Required work — Collect each line of the entries that holds the string "Девическая".

Given records —
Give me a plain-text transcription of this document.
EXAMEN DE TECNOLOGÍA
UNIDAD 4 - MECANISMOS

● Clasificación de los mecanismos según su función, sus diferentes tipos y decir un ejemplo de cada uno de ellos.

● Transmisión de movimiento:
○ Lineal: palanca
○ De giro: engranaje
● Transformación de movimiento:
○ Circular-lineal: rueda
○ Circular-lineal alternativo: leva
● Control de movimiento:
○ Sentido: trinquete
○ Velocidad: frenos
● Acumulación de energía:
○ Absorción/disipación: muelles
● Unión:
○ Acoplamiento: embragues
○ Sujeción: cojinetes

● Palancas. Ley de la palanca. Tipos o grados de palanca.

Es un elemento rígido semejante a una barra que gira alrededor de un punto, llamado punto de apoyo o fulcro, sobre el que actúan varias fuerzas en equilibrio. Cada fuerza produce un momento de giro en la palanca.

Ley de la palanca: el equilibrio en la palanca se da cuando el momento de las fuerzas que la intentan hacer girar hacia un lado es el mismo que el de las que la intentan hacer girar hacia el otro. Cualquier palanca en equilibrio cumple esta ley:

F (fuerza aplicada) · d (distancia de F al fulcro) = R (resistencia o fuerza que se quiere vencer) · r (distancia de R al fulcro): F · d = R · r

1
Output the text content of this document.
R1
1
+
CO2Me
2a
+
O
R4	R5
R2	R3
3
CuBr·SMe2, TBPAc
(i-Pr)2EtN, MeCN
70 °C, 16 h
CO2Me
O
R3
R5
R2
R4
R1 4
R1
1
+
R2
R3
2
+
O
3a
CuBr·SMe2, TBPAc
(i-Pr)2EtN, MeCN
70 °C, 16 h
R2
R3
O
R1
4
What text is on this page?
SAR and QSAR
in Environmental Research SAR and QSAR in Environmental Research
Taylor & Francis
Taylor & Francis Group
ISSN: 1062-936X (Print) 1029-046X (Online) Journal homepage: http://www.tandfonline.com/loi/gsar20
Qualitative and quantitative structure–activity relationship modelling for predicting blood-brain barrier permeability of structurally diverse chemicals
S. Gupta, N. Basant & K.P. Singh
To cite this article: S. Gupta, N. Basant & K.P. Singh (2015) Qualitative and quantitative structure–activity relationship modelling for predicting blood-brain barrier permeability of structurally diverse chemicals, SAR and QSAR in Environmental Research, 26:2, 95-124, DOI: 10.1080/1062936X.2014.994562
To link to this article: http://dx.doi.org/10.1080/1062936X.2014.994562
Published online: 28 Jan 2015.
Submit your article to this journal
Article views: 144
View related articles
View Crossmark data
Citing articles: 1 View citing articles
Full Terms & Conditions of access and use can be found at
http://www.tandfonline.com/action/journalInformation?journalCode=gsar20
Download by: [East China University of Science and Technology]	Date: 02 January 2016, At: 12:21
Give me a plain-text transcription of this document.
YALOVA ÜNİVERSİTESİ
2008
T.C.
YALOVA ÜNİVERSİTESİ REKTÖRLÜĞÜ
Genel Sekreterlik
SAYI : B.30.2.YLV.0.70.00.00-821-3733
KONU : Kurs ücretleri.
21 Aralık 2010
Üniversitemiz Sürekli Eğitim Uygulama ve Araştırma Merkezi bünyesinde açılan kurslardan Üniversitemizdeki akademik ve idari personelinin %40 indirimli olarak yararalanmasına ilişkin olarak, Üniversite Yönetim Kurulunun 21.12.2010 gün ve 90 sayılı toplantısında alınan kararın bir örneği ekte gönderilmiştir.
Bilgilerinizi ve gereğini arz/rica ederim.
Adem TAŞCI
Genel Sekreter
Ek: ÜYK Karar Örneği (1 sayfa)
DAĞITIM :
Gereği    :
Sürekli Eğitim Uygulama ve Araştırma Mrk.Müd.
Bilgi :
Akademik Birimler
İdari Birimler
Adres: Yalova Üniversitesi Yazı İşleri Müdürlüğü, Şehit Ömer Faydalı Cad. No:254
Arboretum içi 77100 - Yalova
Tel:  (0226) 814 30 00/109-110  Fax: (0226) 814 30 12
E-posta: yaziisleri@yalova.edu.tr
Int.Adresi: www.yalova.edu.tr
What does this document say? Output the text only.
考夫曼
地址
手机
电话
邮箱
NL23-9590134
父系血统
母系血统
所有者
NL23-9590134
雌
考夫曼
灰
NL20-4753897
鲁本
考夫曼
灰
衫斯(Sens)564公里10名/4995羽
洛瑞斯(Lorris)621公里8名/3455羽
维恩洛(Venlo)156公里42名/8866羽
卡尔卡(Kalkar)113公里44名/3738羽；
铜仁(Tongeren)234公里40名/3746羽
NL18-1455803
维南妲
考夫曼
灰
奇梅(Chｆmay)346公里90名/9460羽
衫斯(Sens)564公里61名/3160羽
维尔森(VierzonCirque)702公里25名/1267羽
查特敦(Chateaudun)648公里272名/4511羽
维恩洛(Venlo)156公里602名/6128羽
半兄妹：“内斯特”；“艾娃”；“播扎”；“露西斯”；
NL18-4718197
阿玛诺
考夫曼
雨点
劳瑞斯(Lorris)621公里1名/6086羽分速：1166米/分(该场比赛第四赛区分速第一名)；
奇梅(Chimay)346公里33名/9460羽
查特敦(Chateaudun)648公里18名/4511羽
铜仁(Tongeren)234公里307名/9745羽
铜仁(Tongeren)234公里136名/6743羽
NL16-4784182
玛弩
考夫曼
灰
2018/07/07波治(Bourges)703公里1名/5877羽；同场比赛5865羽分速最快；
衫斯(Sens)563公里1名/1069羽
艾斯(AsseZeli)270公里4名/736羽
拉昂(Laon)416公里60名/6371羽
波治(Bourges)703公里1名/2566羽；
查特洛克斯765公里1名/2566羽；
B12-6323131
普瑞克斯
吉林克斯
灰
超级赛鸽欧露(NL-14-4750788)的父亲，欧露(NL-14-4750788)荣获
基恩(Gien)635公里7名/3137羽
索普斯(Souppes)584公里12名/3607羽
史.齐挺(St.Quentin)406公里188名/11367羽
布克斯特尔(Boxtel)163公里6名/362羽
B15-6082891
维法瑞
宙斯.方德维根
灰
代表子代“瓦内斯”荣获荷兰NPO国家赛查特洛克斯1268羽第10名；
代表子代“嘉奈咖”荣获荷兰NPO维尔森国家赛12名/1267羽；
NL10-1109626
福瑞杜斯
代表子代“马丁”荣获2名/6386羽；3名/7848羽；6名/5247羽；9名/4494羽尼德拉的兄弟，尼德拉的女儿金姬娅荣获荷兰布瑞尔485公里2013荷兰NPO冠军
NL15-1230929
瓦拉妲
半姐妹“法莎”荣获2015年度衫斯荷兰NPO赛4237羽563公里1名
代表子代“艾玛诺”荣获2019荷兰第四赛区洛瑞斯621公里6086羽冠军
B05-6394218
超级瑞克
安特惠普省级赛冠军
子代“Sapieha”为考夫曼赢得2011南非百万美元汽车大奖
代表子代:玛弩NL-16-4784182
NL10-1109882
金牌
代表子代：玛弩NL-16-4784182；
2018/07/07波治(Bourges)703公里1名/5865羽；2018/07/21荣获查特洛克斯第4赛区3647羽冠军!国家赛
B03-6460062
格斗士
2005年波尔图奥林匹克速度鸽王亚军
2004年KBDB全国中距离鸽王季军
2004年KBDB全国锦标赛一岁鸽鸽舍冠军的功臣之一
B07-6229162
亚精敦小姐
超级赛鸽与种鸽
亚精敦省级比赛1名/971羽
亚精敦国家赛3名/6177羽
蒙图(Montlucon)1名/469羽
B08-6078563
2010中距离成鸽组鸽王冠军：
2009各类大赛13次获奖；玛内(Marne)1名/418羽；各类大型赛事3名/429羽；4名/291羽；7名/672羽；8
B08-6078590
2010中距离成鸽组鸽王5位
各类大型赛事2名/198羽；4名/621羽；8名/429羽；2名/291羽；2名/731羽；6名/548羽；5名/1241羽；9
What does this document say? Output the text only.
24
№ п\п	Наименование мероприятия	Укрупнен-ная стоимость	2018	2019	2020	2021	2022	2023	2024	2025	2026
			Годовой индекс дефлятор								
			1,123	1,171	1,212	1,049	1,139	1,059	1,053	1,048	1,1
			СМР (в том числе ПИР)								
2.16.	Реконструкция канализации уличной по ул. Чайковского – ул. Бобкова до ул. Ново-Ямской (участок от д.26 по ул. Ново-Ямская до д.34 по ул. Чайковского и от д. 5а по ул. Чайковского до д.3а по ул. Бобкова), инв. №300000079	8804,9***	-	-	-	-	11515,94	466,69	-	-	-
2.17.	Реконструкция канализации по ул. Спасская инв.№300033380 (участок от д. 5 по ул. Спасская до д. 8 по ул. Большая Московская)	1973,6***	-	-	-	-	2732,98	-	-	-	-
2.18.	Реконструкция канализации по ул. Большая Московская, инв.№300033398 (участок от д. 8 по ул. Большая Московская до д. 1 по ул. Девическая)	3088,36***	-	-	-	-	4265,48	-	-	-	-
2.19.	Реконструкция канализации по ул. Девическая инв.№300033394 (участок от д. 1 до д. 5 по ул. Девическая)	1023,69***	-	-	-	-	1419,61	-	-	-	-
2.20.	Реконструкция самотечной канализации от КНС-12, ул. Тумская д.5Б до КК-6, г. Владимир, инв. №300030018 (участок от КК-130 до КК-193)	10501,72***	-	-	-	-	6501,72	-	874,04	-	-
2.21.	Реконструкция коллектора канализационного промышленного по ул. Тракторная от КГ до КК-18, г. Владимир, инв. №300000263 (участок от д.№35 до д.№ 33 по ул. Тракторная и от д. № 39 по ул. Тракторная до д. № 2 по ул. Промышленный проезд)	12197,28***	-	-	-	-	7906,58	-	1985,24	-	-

Answer to this task —
2.18.	Реконструкция канализации по ул. Большая Московская, инв.№300033398 (участок от д. 8 по ул. Большая Московская до д. 1 по ул. Девическая)	3088,36***	-	-	-	-	4265,48	-	-	-	-
2.19.	Реконструкция канализации по ул. Девическая инв.№300033394 (участок от д. 1 до д. 5 по ул. Девическая)	1023,69***	-	-	-	-	1419,61	-	-	-	-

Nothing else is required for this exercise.